### Task statement
Tally the lines that hold the string "image", and reply with the count alone.

[Extracted data entries]
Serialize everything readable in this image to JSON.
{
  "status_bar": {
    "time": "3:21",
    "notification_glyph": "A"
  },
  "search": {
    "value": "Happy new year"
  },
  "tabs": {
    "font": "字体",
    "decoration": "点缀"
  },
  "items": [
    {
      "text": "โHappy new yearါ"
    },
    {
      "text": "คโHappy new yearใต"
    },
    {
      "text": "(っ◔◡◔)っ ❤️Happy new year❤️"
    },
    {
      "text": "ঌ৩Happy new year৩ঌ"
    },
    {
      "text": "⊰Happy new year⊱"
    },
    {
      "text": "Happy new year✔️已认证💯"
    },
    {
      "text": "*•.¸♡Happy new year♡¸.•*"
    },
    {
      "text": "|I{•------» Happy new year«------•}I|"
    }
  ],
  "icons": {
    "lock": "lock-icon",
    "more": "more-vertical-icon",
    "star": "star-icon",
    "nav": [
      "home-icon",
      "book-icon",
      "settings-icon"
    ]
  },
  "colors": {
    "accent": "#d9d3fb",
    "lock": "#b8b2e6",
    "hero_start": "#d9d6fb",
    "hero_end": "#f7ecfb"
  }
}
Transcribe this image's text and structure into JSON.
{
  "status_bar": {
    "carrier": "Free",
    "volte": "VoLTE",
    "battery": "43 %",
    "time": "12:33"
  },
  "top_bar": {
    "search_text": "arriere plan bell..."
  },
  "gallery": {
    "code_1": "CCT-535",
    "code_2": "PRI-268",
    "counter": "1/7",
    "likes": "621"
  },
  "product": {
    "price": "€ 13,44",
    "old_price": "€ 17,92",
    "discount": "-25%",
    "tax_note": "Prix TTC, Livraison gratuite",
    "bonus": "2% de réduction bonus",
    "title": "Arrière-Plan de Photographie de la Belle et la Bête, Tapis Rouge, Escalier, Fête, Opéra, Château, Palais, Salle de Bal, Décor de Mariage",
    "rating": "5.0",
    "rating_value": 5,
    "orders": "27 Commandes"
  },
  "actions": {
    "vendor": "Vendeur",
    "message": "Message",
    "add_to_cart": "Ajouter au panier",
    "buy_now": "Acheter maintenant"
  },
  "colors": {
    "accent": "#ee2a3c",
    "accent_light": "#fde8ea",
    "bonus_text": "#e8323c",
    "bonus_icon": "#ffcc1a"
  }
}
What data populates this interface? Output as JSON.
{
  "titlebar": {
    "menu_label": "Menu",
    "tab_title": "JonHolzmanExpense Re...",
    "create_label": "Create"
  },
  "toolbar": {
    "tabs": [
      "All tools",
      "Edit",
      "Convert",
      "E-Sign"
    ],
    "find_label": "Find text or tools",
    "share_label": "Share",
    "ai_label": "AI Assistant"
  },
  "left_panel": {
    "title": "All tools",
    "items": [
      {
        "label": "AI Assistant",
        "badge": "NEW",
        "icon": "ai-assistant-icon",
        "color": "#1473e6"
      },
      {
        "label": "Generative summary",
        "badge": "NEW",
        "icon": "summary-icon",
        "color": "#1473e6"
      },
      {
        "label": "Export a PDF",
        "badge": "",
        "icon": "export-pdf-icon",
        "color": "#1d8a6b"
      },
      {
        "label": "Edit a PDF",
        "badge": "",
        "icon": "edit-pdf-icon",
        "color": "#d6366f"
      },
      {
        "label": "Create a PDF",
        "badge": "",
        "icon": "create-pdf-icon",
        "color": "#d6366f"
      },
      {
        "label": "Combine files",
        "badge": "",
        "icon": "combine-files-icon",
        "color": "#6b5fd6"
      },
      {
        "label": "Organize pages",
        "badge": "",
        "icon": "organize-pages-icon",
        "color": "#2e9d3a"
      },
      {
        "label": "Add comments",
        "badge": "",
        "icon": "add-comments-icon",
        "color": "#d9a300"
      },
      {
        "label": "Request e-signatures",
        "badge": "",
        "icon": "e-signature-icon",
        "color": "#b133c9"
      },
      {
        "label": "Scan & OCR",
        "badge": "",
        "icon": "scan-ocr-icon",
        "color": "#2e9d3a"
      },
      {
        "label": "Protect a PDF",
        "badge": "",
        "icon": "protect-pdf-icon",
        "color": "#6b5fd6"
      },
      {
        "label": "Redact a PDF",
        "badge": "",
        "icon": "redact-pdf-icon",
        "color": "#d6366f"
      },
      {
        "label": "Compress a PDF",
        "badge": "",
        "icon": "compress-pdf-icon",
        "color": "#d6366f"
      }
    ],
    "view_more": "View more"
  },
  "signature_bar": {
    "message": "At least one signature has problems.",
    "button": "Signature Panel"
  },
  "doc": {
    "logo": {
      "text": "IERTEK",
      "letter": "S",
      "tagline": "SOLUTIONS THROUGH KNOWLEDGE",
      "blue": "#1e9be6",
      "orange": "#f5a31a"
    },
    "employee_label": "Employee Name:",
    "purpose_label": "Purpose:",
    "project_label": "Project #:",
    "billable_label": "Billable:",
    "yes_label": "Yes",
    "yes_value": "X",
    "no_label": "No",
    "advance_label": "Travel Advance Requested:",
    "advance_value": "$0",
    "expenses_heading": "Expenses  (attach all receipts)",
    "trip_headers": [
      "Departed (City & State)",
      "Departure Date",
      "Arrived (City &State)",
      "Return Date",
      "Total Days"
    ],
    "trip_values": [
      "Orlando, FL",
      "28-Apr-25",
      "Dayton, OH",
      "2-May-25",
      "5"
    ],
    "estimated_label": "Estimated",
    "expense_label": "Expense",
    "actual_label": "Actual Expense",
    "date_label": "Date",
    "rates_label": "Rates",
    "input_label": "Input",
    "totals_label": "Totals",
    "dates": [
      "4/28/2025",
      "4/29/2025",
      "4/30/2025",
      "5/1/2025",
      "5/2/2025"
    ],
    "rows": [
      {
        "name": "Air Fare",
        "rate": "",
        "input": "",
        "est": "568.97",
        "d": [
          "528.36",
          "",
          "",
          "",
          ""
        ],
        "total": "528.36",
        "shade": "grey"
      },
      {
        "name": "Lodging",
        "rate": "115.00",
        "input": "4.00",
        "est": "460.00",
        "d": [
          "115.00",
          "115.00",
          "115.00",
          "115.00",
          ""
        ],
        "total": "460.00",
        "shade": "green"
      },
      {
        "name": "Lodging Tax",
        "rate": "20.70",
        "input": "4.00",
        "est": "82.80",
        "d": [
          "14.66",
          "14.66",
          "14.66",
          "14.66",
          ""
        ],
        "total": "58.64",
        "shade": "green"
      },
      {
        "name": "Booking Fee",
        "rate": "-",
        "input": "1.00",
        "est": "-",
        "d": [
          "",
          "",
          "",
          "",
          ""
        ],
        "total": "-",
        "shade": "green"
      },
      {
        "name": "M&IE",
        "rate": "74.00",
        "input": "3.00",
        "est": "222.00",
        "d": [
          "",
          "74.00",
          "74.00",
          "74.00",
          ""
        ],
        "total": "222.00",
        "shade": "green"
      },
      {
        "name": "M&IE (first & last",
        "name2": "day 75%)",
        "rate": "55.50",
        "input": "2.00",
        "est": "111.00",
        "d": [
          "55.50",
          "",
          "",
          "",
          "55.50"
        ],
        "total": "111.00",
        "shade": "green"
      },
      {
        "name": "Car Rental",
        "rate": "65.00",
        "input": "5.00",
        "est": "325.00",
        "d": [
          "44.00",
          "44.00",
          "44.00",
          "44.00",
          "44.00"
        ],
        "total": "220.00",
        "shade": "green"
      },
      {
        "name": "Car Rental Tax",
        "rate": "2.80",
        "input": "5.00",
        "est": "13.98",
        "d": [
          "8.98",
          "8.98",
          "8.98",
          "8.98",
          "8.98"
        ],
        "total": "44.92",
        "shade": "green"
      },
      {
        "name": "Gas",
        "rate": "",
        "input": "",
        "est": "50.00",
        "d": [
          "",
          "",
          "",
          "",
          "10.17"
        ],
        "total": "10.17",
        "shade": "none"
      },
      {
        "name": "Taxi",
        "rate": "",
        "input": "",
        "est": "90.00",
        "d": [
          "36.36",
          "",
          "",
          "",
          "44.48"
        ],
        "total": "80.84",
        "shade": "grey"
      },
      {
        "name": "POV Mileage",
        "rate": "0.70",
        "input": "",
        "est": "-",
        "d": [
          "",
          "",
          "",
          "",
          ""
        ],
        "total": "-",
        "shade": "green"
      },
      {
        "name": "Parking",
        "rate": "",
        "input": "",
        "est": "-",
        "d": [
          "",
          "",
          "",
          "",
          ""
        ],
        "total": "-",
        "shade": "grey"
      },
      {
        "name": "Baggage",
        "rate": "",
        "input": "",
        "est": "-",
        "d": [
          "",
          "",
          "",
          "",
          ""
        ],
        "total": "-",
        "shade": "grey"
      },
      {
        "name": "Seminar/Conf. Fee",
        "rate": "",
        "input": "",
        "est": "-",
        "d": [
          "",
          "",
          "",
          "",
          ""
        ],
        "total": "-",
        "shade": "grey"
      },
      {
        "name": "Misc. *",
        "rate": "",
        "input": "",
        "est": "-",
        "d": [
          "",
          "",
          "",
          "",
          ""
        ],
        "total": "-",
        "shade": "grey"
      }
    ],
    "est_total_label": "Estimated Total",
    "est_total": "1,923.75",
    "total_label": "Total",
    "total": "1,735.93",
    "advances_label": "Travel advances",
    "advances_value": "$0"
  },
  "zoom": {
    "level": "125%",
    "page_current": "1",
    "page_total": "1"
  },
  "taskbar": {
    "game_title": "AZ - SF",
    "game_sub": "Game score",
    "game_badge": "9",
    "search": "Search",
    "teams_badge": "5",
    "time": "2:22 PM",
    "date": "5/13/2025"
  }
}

### In response
2